Goal of the exercise:
All of the records below should be output exactly.

Given information:
- - -

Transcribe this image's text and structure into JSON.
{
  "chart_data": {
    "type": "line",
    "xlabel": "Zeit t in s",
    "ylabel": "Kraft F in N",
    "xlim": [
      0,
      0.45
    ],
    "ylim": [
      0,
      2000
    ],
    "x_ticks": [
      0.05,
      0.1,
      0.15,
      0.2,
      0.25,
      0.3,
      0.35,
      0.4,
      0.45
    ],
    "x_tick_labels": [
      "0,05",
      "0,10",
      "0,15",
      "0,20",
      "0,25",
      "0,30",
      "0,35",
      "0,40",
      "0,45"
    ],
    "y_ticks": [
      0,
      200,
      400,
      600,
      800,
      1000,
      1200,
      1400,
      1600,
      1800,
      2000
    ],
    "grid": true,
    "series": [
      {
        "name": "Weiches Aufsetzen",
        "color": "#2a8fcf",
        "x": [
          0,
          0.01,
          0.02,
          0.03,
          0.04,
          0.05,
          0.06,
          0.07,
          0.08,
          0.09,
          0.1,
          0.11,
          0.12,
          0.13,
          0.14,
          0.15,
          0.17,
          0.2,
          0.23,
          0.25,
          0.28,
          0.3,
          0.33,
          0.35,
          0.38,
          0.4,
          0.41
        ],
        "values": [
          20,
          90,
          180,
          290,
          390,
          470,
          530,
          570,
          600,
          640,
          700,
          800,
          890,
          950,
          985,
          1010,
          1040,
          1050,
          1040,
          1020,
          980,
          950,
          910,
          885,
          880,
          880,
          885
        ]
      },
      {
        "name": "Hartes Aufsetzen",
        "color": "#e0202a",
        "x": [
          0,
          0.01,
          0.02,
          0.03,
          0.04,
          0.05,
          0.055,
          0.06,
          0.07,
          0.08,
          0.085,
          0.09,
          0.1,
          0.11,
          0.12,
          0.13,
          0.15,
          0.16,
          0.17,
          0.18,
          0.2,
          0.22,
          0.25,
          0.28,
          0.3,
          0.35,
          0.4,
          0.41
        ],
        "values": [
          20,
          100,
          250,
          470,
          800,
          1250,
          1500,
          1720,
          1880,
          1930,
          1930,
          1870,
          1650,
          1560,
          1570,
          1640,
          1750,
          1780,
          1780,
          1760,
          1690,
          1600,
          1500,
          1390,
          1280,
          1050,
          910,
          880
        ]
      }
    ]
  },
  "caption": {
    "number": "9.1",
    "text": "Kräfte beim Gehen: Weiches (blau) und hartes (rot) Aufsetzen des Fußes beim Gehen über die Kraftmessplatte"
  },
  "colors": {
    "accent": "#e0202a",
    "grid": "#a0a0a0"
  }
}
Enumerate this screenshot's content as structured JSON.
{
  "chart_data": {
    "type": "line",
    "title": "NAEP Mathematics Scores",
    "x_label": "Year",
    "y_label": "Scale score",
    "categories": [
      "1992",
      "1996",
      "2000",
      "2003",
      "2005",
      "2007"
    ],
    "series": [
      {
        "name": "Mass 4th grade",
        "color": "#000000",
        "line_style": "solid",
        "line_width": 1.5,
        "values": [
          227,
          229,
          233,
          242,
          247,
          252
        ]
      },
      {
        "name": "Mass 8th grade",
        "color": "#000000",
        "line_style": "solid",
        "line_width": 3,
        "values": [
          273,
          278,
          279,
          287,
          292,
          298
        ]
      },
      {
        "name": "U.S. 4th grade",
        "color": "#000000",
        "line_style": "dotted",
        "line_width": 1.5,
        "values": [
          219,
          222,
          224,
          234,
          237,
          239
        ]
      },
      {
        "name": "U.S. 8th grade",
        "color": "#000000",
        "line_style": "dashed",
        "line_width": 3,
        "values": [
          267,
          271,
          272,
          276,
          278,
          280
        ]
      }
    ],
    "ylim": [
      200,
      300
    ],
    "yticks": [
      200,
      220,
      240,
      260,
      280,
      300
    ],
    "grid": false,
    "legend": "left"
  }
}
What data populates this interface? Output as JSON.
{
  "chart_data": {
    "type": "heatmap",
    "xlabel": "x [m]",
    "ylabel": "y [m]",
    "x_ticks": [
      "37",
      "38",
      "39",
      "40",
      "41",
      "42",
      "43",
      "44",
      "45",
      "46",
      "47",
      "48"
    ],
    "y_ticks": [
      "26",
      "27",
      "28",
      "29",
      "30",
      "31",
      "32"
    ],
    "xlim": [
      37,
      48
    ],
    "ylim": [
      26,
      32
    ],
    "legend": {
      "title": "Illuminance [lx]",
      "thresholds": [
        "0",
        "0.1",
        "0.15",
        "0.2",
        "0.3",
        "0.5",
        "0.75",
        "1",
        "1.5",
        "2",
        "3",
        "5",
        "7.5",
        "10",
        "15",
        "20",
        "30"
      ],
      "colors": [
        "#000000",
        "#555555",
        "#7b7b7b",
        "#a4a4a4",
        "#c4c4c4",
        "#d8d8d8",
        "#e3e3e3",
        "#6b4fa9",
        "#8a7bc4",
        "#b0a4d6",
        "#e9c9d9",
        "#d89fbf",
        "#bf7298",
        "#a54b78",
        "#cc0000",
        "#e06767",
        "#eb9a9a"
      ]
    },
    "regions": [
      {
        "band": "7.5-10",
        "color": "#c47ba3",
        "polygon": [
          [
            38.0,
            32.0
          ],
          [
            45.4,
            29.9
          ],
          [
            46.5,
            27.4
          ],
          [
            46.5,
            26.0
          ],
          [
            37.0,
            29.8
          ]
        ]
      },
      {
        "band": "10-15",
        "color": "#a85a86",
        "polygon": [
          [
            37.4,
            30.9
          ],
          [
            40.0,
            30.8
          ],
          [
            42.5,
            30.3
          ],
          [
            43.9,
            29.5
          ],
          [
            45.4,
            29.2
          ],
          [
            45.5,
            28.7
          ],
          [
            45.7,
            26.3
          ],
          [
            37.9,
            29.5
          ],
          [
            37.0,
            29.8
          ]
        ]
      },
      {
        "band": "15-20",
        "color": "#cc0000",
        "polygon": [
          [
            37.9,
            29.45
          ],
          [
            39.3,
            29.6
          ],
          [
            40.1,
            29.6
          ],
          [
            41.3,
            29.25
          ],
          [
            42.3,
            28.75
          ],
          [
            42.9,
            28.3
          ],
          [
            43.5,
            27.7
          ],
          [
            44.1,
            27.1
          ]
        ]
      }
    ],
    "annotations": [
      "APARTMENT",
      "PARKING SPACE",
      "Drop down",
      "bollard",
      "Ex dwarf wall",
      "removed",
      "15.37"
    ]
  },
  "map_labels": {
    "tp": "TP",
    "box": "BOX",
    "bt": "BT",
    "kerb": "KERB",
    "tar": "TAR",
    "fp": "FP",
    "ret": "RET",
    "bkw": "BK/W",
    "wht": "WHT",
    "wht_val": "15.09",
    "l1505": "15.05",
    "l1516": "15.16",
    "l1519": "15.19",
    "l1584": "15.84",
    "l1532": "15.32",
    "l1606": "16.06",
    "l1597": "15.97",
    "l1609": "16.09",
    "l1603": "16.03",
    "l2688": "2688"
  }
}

- - -

Answer:
Transcribe this image's text and structure into JSON.
{
  "chart_data": {
    "type": "line",
    "xlabel": "Zeit t in s",
    "ylabel": "Kraft F in N",
    "xlim": [
      0,
      0.45
    ],
    "ylim": [
      0,
      2000
    ],
    "x_ticks": [
      0.05,
      0.1,
      0.15,
      0.2,
      0.25,
      0.3,
      0.35,
      0.4,
      0.45
    ],
    "x_tick_labels": [
      "0,05",
      "0,10",
      "0,15",
      "0,20",
      "0,25",
      "0,30",
      "0,35",
      "0,40",
      "0,45"
    ],
    "y_ticks": [
      0,
      200,
      400,
      600,
      800,
      1000,
      1200,
      1400,
      1600,
      1800,
      2000
    ],
    "grid": true,
    "series": [
      {
        "name": "Weiches Aufsetzen",
        "color": "#2a8fcf",
        "x": [
          0,
          0.01,
          0.02,
          0.03,
          0.04,
          0.05,
          0.06,
          0.07,
          0.08,
          0.09,
          0.1,
          0.11,
          0.12,
          0.13,
          0.14,
          0.15,
          0.17,
          0.2,
          0.23,
          0.25,
          0.28,
          0.3,
          0.33,
          0.35,
          0.38,
          0.4,
          0.41
        ],
        "values": [
          20,
          90,
          180,
          290,
          390,
          470,
          530,
          570,
          600,
          640,
          700,
          800,
          890,
          950,
          985,
          1010,
          1040,
          1050,
          1040,
          1020,
          980,
          950,
          910,
          885,
          880,
          880,
          885
        ]
      },
      {
        "name": "Hartes Aufsetzen",
        "color": "#e0202a",
        "x": [
          0,
          0.01,
          0.02,
          0.03,
          0.04,
          0.05,
          0.055,
          0.06,
          0.07,
          0.08,
          0.085,
          0.09,
          0.1,
          0.11,
          0.12,
          0.13,
          0.15,
          0.16,
          0.17,
          0.18,
          0.2,
          0.22,
          0.25,
          0.28,
          0.3,
          0.35,
          0.4,
          0.41
        ],
        "values": [
          20,
          100,
          250,
          470,
          800,
          1250,
          1500,
          1720,
          1880,
          1930,
          1930,
          1870,
          1650,
          1560,
          1570,
          1640,
          1750,
          1780,
          1780,
          1760,
          1690,
          1600,
          1500,
          1390,
          1280,
          1050,
          910,
          880
        ]
      }
    ]
  },
  "caption": {
    "number": "9.1",
    "text": "Kräfte beim Gehen: Weiches (blau) und hartes (rot) Aufsetzen des Fußes beim Gehen über die Kraftmessplatte"
  },
  "colors": {
    "accent": "#e0202a",
    "grid": "#a0a0a0"
  }
}
Enumerate this screenshot's content as structured JSON.
{
  "chart_data": {
    "type": "line",
    "title": "NAEP Mathematics Scores",
    "x_label": "Year",
    "y_label": "Scale score",
    "categories": [
      "1992",
      "1996",
      "2000",
      "2003",
      "2005",
      "2007"
    ],
    "series": [
      {
        "name": "Mass 4th grade",
        "color": "#000000",
        "line_style": "solid",
        "line_width": 1.5,
        "values": [
          227,
          229,
          233,
          242,
          247,
          252
        ]
      },
      {
        "name": "Mass 8th grade",
        "color": "#000000",
        "line_style": "solid",
        "line_width": 3,
        "values": [
          273,
          278,
          279,
          287,
          292,
          298
        ]
      },
      {
        "name": "U.S. 4th grade",
        "color": "#000000",
        "line_style": "dotted",
        "line_width": 1.5,
        "values": [
          219,
          222,
          224,
          234,
          237,
          239
        ]
      },
      {
        "name": "U.S. 8th grade",
        "color": "#000000",
        "line_style": "dashed",
        "line_width": 3,
        "values": [
          267,
          271,
          272,
          276,
          278,
          280
        ]
      }
    ],
    "ylim": [
      200,
      300
    ],
    "yticks": [
      200,
      220,
      240,
      260,
      280,
      300
    ],
    "grid": false,
    "legend": "left"
  }
}
What data populates this interface? Output as JSON.
{
  "chart_data": {
    "type": "heatmap",
    "xlabel": "x [m]",
    "ylabel": "y [m]",
    "x_ticks": [
      "37",
      "38",
      "39",
      "40",
      "41",
      "42",
      "43",
      "44",
      "45",
      "46",
      "47",
      "48"
    ],
    "y_ticks": [
      "26",
      "27",
      "28",
      "29",
      "30",
      "31",
      "32"
    ],
    "xlim": [
      37,
      48
    ],
    "ylim": [
      26,
      32
    ],
    "legend": {
      "title": "Illuminance [lx]",
      "thresholds": [
        "0",
        "0.1",
        "0.15",
        "0.2",
        "0.3",
        "0.5",
        "0.75",
        "1",
        "1.5",
        "2",
        "3",
        "5",
        "7.5",
        "10",
        "15",
        "20",
        "30"
      ],
      "colors": [
        "#000000",
        "#555555",
        "#7b7b7b",
        "#a4a4a4",
        "#c4c4c4",
        "#d8d8d8",
        "#e3e3e3",
        "#6b4fa9",
        "#8a7bc4",
        "#b0a4d6",
        "#e9c9d9",
        "#d89fbf",
        "#bf7298",
        "#a54b78",
        "#cc0000",
        "#e06767",
        "#eb9a9a"
      ]
    },
    "regions": [
      {
        "band": "7.5-10",
        "color": "#c47ba3",
        "polygon": [
          [
            38.0,
            32.0
          ],
          [
            45.4,
            29.9
          ],
          [
            46.5,
            27.4
          ],
          [
            46.5,
            26.0
          ],
          [
            37.0,
            29.8
          ]
        ]
      },
      {
        "band": "10-15",
        "color": "#a85a86",
        "polygon": [
          [
            37.4,
            30.9
          ],
          [
            40.0,
            30.8
          ],
          [
            42.5,
            30.3
          ],
          [
            43.9,
            29.5
          ],
          [
            45.4,
            29.2
          ],
          [
            45.5,
            28.7
          ],
          [
            45.7,
            26.3
          ],
          [
            37.9,
            29.5
          ],
          [
            37.0,
            29.8
          ]
        ]
      },
      {
        "band": "15-20",
        "color": "#cc0000",
        "polygon": [
          [
            37.9,
            29.45
          ],
          [
            39.3,
            29.6
          ],
          [
            40.1,
            29.6
          ],
          [
            41.3,
            29.25
          ],
          [
            42.3,
            28.75
          ],
          [
            42.9,
            28.3
          ],
          [
            43.5,
            27.7
          ],
          [
            44.1,
            27.1
          ]
        ]
      }
    ],
    "annotations": [
      "APARTMENT",
      "PARKING SPACE",
      "Drop down",
      "bollard",
      "Ex dwarf wall",
      "removed",
      "15.37"
    ]
  },
  "map_labels": {
    "tp": "TP",
    "box": "BOX",
    "bt": "BT",
    "kerb": "KERB",
    "tar": "TAR",
    "fp": "FP",
    "ret": "RET",
    "bkw": "BK/W",
    "wht": "WHT",
    "wht_val": "15.09",
    "l1505": "15.05",
    "l1516": "15.16",
    "l1519": "15.19",
    "l1584": "15.84",
    "l1532": "15.32",
    "l1606": "16.06",
    "l1597": "15.97",
    "l1609": "16.09",
    "l1603": "16.03",
    "l2688": "2688"
  }
}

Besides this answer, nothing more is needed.